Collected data
** BEGIN **

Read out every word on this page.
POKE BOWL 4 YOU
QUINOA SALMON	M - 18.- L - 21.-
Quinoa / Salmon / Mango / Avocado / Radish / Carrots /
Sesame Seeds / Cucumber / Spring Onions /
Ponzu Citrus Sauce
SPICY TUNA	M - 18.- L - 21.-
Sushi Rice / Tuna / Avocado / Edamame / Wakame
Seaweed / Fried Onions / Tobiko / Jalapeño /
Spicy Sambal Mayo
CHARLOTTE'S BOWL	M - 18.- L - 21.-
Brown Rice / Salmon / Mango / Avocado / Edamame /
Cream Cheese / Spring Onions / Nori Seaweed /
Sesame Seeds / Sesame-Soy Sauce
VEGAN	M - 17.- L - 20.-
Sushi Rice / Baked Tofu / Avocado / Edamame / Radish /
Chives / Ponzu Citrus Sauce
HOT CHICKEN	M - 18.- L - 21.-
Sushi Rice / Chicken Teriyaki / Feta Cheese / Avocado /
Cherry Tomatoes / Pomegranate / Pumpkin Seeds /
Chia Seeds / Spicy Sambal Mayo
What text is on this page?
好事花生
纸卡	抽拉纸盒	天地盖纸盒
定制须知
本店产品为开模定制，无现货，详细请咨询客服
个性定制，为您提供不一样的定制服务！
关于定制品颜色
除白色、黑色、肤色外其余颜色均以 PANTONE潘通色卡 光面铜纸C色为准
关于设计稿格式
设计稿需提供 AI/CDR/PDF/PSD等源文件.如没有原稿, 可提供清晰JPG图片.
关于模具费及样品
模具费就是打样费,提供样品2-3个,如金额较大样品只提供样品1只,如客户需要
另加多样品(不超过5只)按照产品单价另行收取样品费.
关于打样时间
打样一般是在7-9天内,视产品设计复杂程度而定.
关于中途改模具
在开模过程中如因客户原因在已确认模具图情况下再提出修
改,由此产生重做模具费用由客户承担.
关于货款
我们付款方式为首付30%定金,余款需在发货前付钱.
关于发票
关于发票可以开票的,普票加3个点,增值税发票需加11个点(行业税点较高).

** END **

> WORK TO DO:
All of the material above needs to be retyped word for word.

> ANSWER FOR THE TASK:
Read out every word on this page.
POKE BOWL 4 YOU
QUINOA SALMON	M - 18.- L - 21.-
Quinoa / Salmon / Mango / Avocado / Radish / Carrots /
Sesame Seeds / Cucumber / Spring Onions /
Ponzu Citrus Sauce
SPICY TUNA	M - 18.- L - 21.-
Sushi Rice / Tuna / Avocado / Edamame / Wakame
Seaweed / Fried Onions / Tobiko / Jalapeño /
Spicy Sambal Mayo
CHARLOTTE'S BOWL	M - 18.- L - 21.-
Brown Rice / Salmon / Mango / Avocado / Edamame /
Cream Cheese / Spring Onions / Nori Seaweed /
Sesame Seeds / Sesame-Soy Sauce
VEGAN	M - 17.- L - 20.-
Sushi Rice / Baked Tofu / Avocado / Edamame / Radish /
Chives / Ponzu Citrus Sauce
HOT CHICKEN	M - 18.- L - 21.-
Sushi Rice / Chicken Teriyaki / Feta Cheese / Avocado /
Cherry Tomatoes / Pomegranate / Pumpkin Seeds /
Chia Seeds / Spicy Sambal Mayo
What text is on this page?
好事花生
纸卡	抽拉纸盒	天地盖纸盒
定制须知
本店产品为开模定制，无现货，详细请咨询客服
个性定制，为您提供不一样的定制服务！
关于定制品颜色
除白色、黑色、肤色外其余颜色均以 PANTONE潘通色卡 光面铜纸C色为准
关于设计稿格式
设计稿需提供 AI/CDR/PDF/PSD等源文件.如没有原稿, 可提供清晰JPG图片.
关于模具费及样品
模具费就是打样费,提供样品2-3个,如金额较大样品只提供样品1只,如客户需要
另加多样品(不超过5只)按照产品单价另行收取样品费.
关于打样时间
打样一般是在7-9天内,视产品设计复杂程度而定.
关于中途改模具
在开模过程中如因客户原因在已确认模具图情况下再提出修
改,由此产生重做模具费用由客户承担.
关于货款
我们付款方式为首付30%定金,余款需在发货前付钱.
关于发票
关于发票可以开票的,普票加3个点,增值税发票需加11个点(行业税点较高).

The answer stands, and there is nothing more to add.